**Exercise directions:**
Faithfully return all lines, omitting every embedded picture.

[Start of Records to use]

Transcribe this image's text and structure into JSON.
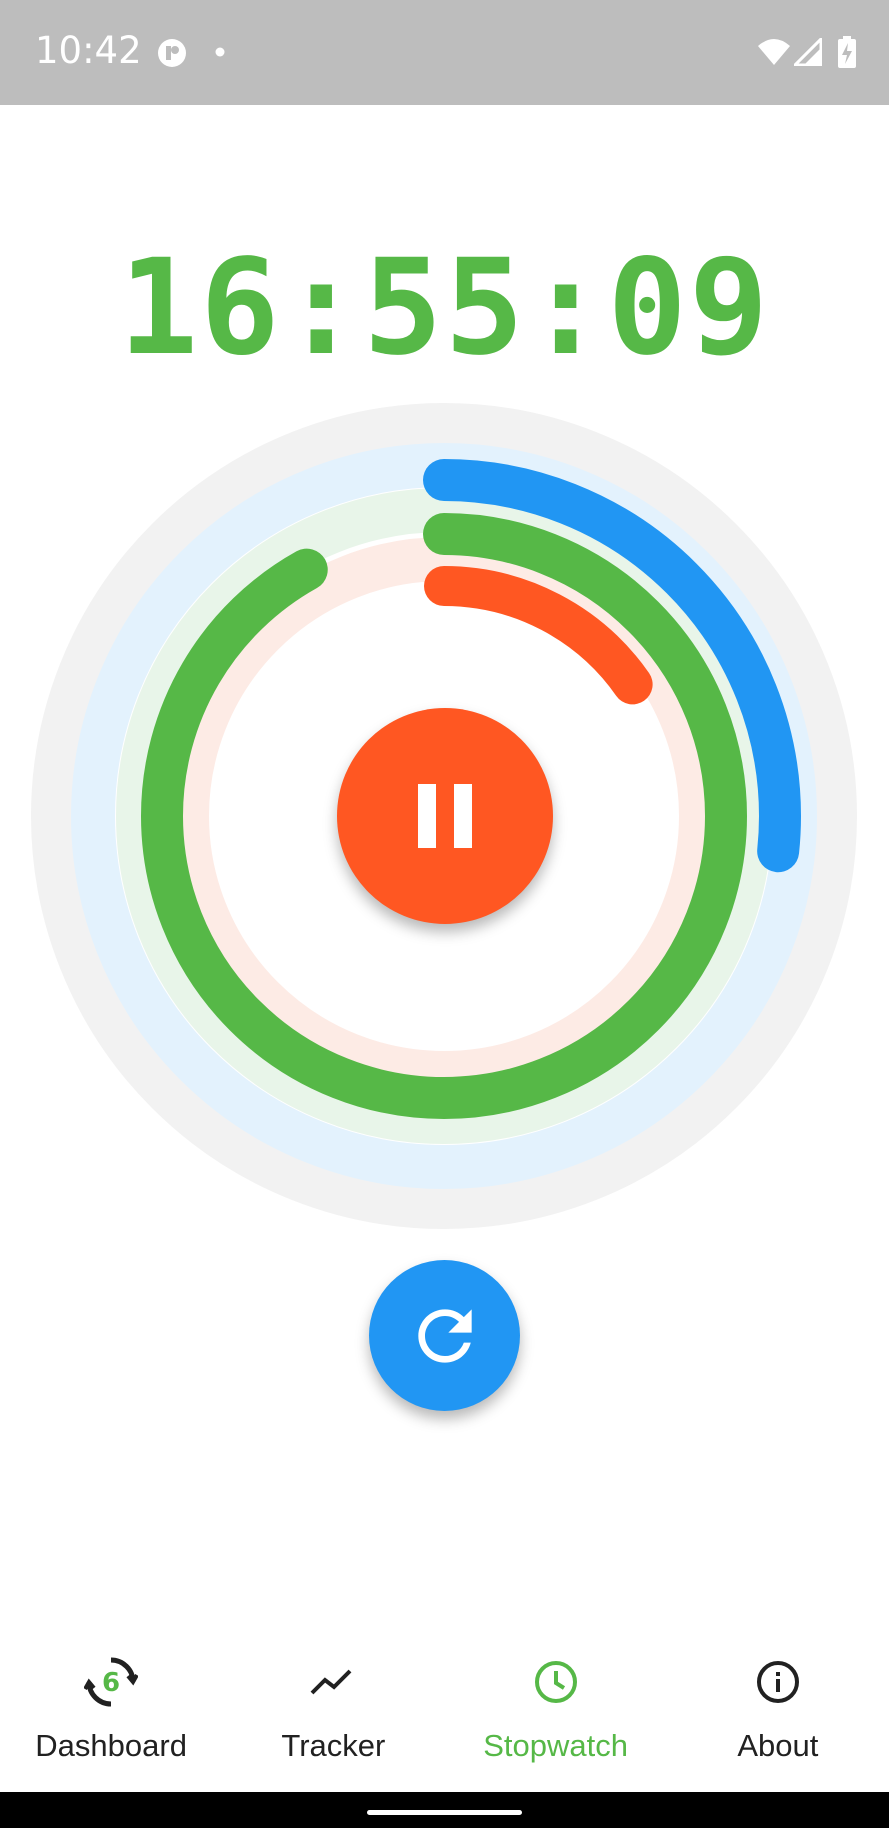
{
  "status_bar": {
    "time": "10:42",
    "icons": [
      "notification-app-icon",
      "dot-icon",
      "wifi-icon",
      "signal-icon",
      "battery-charging-icon"
    ]
  },
  "stopwatch": {
    "time_display": "16:55:09",
    "colors": {
      "timer": "#56b847",
      "hours_ring": "#2196f3",
      "minutes_ring": "#56b847",
      "seconds_ring": "#ff5722",
      "pause_button": "#ff5722",
      "reset_button": "#2196f3"
    },
    "rings": {
      "hours_progress": 0.2667,
      "minutes_progress": 0.919,
      "seconds_progress": 0.153
    },
    "pause_icon": "pause-icon",
    "reset_icon": "refresh-icon"
  },
  "bottom_nav": {
    "items": [
      {
        "label": "Dashboard",
        "icon": "dashboard-icon",
        "active": false
      },
      {
        "label": "Tracker",
        "icon": "trending-up-icon",
        "active": false
      },
      {
        "label": "Stopwatch",
        "icon": "clock-icon",
        "active": true
      },
      {
        "label": "About",
        "icon": "info-icon",
        "active": false
      }
    ],
    "active_color": "#56b847",
    "inactive_color": "#212121"
  }
}
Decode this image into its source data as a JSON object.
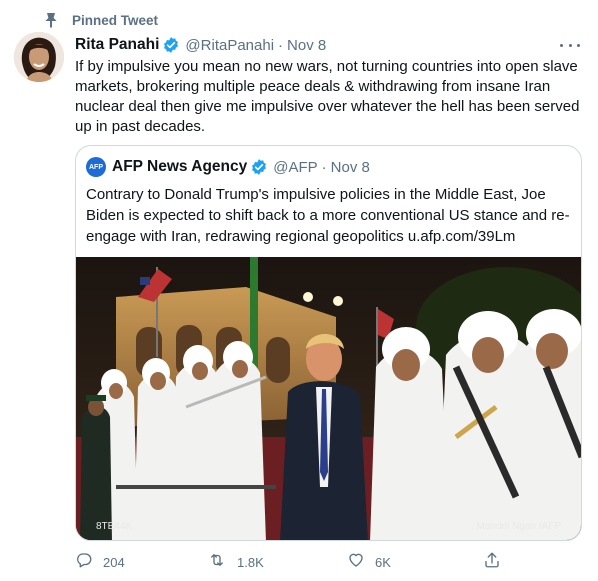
{
  "pinned": {
    "label": "Pinned Tweet",
    "icon": "pin-icon"
  },
  "tweet": {
    "author_name": "Rita Panahi",
    "handle": "@RitaPanahi",
    "separator": "·",
    "date": "Nov 8",
    "text": "If by impulsive you mean no new wars, not turning countries into open slave markets, brokering multiple peace deals & withdrawing from insane Iran nuclear deal then give me impulsive over whatever the hell has been served up in past decades."
  },
  "quote": {
    "logo_text": "AFP",
    "author_name": "AFP News Agency",
    "handle": "@AFP",
    "separator": "·",
    "date": "Nov 8",
    "text": "Contrary to Donald Trump's impulsive policies in the Middle East, Joe Biden is expected to shift back to a more conventional US stance and re-engage with Iran, redrawing regional geopolitics u.afp.com/39Lm",
    "photo_credit_left": "8TE44K",
    "photo_credit_right": "Mandel Ngan /AFP"
  },
  "actions": {
    "reply_count": "204",
    "retweet_count": "1.8K",
    "like_count": "6K",
    "share_icon": "share-icon"
  },
  "colors": {
    "accent": "#1da1f2",
    "muted": "#5b7083",
    "border": "#cfd9de"
  }
}
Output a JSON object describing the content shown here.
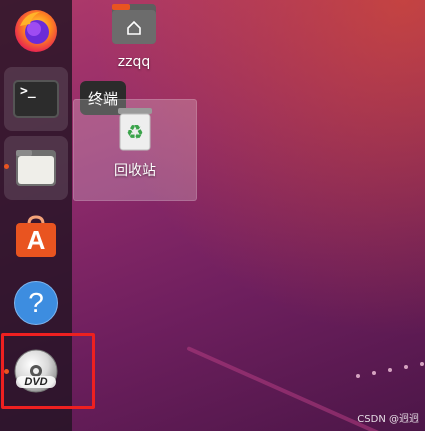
{
  "dock": {
    "items": [
      {
        "name": "firefox",
        "icon": "firefox-icon"
      },
      {
        "name": "terminal",
        "icon": "terminal-icon",
        "glyph": ">_"
      },
      {
        "name": "files",
        "icon": "folder-icon"
      },
      {
        "name": "software",
        "icon": "app-store-icon",
        "glyph": "A"
      },
      {
        "name": "help",
        "icon": "help-icon",
        "glyph": "?"
      },
      {
        "name": "dvd",
        "icon": "dvd-icon",
        "glyph": "DVD"
      }
    ]
  },
  "tooltip": {
    "text": "终端"
  },
  "desktop": {
    "home_folder": {
      "label": "zzqq"
    },
    "trash": {
      "label": "回收站"
    }
  },
  "watermark": "CSDN @迥迥",
  "colors": {
    "accent": "#e95420",
    "highlight": "#ee2020",
    "help_blue": "#3d8de0"
  }
}
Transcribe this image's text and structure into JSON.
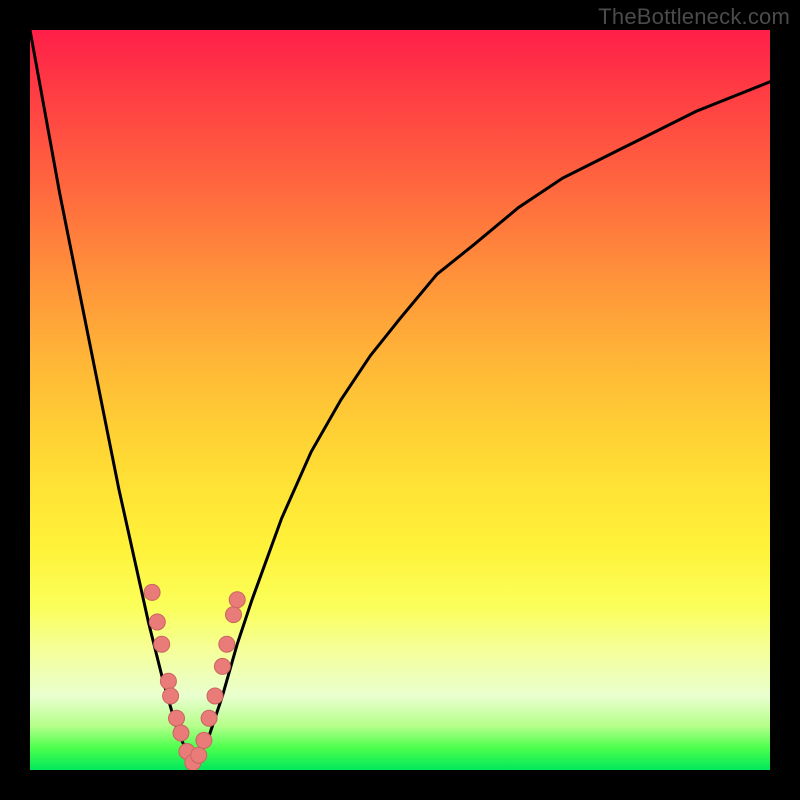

[End of Records to use]

**Result:**
Transcribe this image's text and structure into JSON.
{
  "status_bar": {
    "time": "10:42",
    "icons": [
      "notification-app-icon",
      "dot-icon",
      "wifi-icon",
      "signal-icon",
      "battery-charging-icon"
    ]
  },
  "stopwatch": {
    "time_display": "16:55:09",
    "colors": {
      "timer": "#56b847",
      "hours_ring": "#2196f3",
      "minutes_ring": "#56b847",
      "seconds_ring": "#ff5722",
      "pause_button": "#ff5722",
      "reset_button": "#2196f3"
    },
    "rings": {
      "hours_progress": 0.2667,
      "minutes_progress": 0.919,
      "seconds_progress": 0.153
    },
    "pause_icon": "pause-icon",
    "reset_icon": "refresh-icon"
  },
  "bottom_nav": {
    "items": [
      {
        "label": "Dashboard",
        "icon": "dashboard-icon",
        "active": false
      },
      {
        "label": "Tracker",
        "icon": "trending-up-icon",
        "active": false
      },
      {
        "label": "Stopwatch",
        "icon": "clock-icon",
        "active": true
      },
      {
        "label": "About",
        "icon": "info-icon",
        "active": false
      }
    ],
    "active_color": "#56b847",
    "inactive_color": "#212121"
  }
}
Decode this image into its source data as a JSON object.
{
  "pinned": {
    "label": "Pinned Tweet",
    "icon": "pin-icon"
  },
  "tweet": {
    "author_name": "Rita Panahi",
    "handle": "@RitaPanahi",
    "separator": "·",
    "date": "Nov 8",
    "text": "If by impulsive you mean no new wars, not turning countries into open slave markets, brokering multiple peace deals & withdrawing from insane Iran nuclear deal then give me impulsive over whatever the hell has been served up in past decades."
  },
  "quote": {
    "logo_text": "AFP",
    "author_name": "AFP News Agency",
    "handle": "@AFP",
    "separator": "·",
    "date": "Nov 8",
    "text": "Contrary to Donald Trump's impulsive policies in the Middle East, Joe Biden is expected to shift back to a more conventional US stance and re-engage with Iran, redrawing regional geopolitics u.afp.com/39Lm",
    "photo_credit_left": "8TE44K",
    "photo_credit_right": "Mandel Ngan /AFP"
  },
  "actions": {
    "reply_count": "204",
    "retweet_count": "1.8K",
    "like_count": "6K",
    "share_icon": "share-icon"
  },
  "colors": {
    "accent": "#1da1f2",
    "muted": "#5b7083",
    "border": "#cfd9de"
  }
}
Output a JSON object describing the content shown here.
{
  "dock": {
    "items": [
      {
        "name": "firefox",
        "icon": "firefox-icon"
      },
      {
        "name": "terminal",
        "icon": "terminal-icon",
        "glyph": ">_"
      },
      {
        "name": "files",
        "icon": "folder-icon"
      },
      {
        "name": "software",
        "icon": "app-store-icon",
        "glyph": "A"
      },
      {
        "name": "help",
        "icon": "help-icon",
        "glyph": "?"
      },
      {
        "name": "dvd",
        "icon": "dvd-icon",
        "glyph": "DVD"
      }
    ]
  },
  "tooltip": {
    "text": "终端"
  },
  "desktop": {
    "home_folder": {
      "label": "zzqq"
    },
    "trash": {
      "label": "回收站"
    }
  },
  "watermark": "CSDN @迥迥",
  "colors": {
    "accent": "#e95420",
    "highlight": "#ee2020",
    "help_blue": "#3d8de0"
  }
}
Transcribe this image's text and structure into JSON.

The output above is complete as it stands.